LISTED RECORDS:
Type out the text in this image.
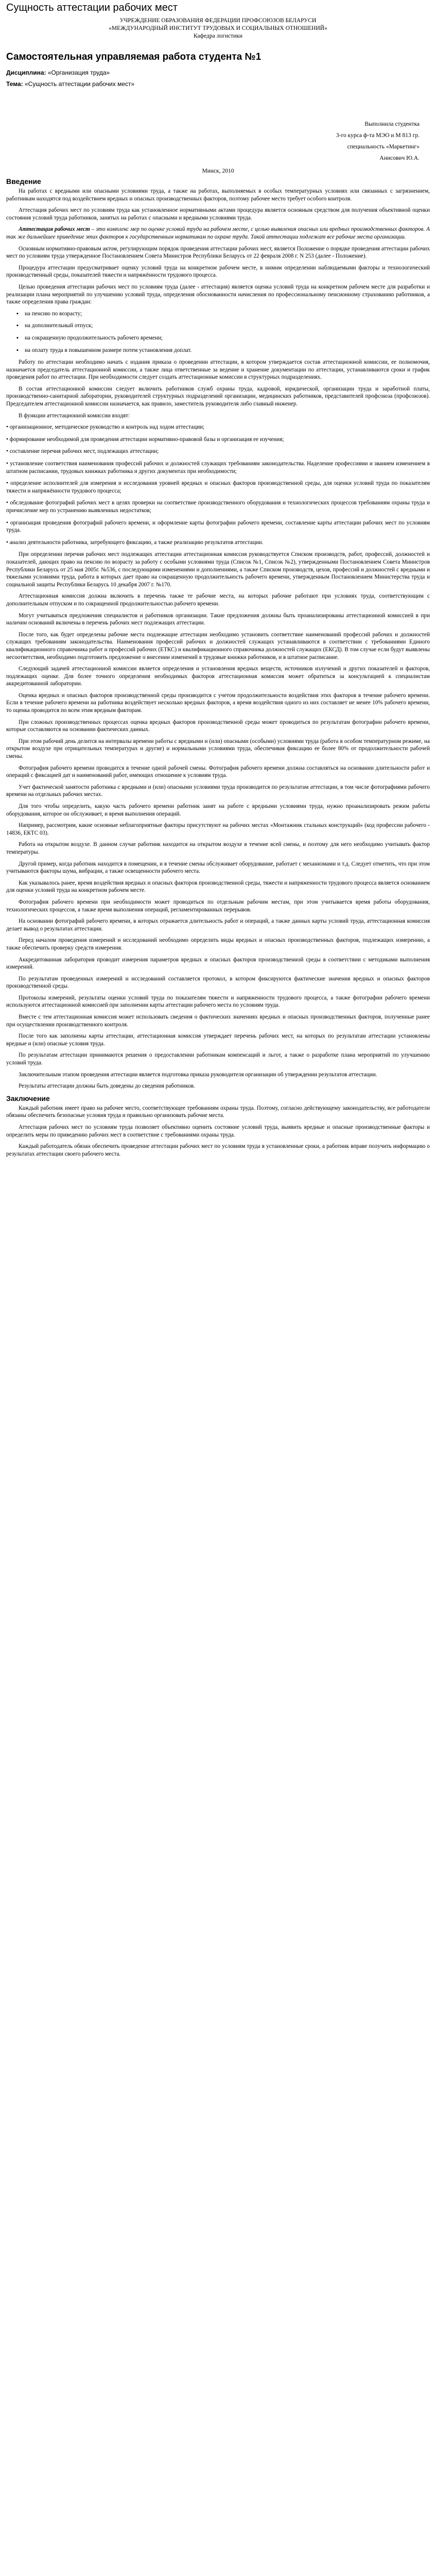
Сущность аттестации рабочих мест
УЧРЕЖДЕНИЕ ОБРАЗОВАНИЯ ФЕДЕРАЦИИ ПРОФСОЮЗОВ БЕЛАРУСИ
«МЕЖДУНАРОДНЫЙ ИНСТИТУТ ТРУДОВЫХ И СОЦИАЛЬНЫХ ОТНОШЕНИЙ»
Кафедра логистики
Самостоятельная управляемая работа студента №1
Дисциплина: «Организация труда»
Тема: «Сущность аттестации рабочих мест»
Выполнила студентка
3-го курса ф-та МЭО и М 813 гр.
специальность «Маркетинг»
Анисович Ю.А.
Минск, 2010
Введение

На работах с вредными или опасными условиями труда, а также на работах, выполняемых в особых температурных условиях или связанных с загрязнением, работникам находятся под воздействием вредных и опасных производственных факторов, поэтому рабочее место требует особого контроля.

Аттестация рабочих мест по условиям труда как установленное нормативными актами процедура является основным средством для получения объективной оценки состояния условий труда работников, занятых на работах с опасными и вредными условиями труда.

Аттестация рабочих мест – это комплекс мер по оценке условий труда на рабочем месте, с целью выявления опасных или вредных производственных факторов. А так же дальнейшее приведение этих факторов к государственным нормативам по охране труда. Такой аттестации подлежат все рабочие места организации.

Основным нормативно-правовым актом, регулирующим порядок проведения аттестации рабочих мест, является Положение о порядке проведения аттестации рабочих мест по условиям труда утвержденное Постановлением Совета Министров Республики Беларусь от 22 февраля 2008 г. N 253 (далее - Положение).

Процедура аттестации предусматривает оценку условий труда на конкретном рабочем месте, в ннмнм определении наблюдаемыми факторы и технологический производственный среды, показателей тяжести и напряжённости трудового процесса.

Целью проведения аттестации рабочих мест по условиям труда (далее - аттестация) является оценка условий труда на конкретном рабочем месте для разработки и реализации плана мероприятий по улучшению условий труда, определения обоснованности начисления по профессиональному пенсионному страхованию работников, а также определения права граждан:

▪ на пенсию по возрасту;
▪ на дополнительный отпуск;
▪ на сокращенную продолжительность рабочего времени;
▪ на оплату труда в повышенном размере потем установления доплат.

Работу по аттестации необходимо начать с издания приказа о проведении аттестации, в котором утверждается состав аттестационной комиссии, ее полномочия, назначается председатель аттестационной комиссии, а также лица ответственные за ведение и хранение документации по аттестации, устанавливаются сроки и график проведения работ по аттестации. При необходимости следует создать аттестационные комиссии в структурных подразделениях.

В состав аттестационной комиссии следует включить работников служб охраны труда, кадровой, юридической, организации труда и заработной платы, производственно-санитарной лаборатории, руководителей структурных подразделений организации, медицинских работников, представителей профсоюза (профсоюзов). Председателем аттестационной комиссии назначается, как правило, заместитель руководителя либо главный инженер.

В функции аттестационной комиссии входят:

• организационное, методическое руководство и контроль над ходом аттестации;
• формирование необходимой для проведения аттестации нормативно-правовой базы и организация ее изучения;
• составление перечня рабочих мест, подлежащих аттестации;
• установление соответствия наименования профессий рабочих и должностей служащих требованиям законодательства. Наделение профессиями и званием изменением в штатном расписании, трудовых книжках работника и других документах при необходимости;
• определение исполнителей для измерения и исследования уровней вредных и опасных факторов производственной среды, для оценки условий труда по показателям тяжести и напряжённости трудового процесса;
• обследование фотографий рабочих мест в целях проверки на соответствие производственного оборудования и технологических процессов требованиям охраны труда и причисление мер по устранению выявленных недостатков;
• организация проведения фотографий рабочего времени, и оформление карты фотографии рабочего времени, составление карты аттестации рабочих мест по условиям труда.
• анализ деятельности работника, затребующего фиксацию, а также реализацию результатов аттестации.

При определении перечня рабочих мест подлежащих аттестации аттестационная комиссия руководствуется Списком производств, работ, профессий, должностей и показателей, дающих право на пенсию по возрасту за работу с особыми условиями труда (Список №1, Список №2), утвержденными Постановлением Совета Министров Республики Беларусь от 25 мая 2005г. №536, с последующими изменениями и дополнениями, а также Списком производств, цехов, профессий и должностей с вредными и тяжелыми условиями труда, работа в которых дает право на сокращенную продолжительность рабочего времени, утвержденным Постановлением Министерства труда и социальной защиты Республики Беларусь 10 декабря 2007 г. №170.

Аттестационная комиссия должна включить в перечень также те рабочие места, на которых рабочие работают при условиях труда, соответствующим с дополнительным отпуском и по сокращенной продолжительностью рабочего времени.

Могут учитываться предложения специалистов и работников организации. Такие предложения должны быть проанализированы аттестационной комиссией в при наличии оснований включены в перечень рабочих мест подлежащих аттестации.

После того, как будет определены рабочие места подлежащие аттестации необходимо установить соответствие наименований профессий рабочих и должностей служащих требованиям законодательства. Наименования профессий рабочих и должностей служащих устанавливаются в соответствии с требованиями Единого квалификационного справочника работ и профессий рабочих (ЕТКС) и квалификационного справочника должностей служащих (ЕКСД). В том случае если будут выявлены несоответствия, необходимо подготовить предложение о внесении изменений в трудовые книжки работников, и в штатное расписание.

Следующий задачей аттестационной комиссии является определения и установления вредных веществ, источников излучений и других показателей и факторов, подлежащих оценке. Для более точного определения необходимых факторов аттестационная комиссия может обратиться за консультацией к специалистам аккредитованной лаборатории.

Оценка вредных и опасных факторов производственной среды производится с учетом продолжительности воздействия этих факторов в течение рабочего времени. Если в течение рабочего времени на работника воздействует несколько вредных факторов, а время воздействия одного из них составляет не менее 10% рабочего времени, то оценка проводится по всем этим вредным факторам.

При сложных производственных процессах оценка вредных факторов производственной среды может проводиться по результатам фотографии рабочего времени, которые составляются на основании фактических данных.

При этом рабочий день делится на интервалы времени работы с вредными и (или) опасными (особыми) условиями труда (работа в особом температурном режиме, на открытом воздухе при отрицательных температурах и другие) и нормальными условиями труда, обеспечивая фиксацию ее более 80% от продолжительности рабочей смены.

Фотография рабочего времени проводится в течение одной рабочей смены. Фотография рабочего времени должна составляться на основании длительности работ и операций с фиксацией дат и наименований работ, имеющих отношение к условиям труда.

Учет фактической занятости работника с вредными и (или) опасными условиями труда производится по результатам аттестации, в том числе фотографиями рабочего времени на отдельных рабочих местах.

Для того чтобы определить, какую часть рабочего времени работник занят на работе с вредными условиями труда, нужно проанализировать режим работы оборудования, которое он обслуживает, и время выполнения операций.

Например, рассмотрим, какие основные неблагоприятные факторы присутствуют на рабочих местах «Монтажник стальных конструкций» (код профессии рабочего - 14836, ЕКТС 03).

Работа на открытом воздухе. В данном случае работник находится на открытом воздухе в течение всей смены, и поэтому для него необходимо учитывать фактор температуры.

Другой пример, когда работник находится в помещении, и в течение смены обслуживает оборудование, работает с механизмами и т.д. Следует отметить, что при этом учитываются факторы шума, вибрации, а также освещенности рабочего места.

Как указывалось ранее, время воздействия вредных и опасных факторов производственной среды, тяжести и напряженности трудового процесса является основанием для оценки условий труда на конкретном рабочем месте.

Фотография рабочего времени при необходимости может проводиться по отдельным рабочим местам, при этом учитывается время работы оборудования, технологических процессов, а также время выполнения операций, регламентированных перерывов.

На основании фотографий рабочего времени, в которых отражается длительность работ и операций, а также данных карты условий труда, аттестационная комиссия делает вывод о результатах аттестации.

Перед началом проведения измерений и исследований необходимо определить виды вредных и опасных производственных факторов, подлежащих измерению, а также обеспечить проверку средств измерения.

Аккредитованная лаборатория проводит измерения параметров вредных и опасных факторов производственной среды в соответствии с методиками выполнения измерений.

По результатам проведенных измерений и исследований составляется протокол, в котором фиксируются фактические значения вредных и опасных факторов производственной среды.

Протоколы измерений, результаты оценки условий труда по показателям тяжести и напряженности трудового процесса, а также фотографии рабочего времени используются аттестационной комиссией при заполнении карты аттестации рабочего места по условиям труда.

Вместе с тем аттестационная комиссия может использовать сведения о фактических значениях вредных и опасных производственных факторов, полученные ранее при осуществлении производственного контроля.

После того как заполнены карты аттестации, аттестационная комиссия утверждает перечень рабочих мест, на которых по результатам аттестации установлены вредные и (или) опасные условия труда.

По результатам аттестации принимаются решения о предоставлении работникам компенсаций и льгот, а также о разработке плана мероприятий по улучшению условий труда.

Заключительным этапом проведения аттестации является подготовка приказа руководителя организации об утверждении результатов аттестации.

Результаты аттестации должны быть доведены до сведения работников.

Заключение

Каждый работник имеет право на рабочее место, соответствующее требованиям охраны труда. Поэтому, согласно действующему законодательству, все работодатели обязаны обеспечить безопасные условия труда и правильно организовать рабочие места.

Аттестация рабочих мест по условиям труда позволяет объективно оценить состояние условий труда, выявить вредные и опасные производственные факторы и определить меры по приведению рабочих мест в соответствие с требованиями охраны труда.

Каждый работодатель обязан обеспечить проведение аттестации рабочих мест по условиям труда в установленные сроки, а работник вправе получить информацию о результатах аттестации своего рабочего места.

DIRECTIONS FOR THIS TASK:
Copy each line of the records that contains the word "выполнения".

FINAL ANSWER:
Для того чтобы определить, какую часть рабочего времени работник занят на работе с вредными условиями труда, нужно проанализировать режим работы оборудования, которое он обслуживает, и время выполнения операций.
Фотография рабочего времени при необходимости может проводиться по отдельным рабочим местам, при этом учитывается время работы оборудования, технологических процессов, а также время выполнения операций, регламентированных перерывов.
Аккредитованная лаборатория проводит измерения параметров вредных и опасных факторов производственной среды в соответствии с методиками выполнения измерений.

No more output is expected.